Identify the lines bearing the string "JSON" and gather them.

═════ Material to process ═════

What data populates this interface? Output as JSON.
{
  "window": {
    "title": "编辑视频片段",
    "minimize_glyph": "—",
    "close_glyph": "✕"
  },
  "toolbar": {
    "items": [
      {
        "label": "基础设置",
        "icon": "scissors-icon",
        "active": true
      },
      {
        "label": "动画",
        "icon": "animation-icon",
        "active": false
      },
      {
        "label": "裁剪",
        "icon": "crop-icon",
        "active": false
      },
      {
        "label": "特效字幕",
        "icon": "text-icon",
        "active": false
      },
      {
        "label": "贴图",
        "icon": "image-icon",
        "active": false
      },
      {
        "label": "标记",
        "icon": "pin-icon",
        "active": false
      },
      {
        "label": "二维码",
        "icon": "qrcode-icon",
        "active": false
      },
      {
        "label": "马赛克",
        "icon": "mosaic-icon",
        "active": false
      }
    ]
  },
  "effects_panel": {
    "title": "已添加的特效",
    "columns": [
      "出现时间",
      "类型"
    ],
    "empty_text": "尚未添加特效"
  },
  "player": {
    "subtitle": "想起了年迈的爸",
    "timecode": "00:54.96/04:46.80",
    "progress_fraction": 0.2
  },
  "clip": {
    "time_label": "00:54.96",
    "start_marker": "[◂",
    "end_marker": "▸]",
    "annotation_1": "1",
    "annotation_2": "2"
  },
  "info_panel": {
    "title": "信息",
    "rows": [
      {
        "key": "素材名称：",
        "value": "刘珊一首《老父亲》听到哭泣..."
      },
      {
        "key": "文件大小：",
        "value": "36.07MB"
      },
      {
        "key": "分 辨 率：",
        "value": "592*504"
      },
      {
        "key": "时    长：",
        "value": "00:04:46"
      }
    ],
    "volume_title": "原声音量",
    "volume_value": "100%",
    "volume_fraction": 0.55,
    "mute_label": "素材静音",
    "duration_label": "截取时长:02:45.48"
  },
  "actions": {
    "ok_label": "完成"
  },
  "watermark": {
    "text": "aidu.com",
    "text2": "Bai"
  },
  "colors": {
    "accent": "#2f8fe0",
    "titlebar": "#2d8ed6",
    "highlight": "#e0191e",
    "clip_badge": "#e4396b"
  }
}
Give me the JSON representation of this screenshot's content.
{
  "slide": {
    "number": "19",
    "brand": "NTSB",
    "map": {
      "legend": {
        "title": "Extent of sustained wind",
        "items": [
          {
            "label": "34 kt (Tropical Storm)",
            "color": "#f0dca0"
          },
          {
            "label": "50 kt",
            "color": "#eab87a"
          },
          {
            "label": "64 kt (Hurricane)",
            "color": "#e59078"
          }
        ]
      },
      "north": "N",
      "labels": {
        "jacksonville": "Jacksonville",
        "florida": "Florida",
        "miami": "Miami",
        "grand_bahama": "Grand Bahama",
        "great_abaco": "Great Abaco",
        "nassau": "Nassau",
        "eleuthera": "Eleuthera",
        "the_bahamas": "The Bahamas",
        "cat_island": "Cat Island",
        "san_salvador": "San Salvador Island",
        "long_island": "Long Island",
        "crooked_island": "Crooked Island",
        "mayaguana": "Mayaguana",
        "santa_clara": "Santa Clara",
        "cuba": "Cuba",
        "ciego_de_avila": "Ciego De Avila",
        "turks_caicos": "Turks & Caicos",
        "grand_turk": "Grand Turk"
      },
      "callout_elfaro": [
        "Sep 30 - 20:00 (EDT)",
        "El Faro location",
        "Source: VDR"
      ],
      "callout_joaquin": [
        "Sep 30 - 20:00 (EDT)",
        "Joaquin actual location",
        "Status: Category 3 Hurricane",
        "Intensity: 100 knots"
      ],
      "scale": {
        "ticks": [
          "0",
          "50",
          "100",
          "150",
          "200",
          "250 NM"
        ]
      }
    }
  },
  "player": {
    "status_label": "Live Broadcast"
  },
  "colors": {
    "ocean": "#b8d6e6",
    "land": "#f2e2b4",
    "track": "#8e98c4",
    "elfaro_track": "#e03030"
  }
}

═════

Correct response
What data populates this interface? Output as JSON.
Give me the JSON representation of this screenshot's content.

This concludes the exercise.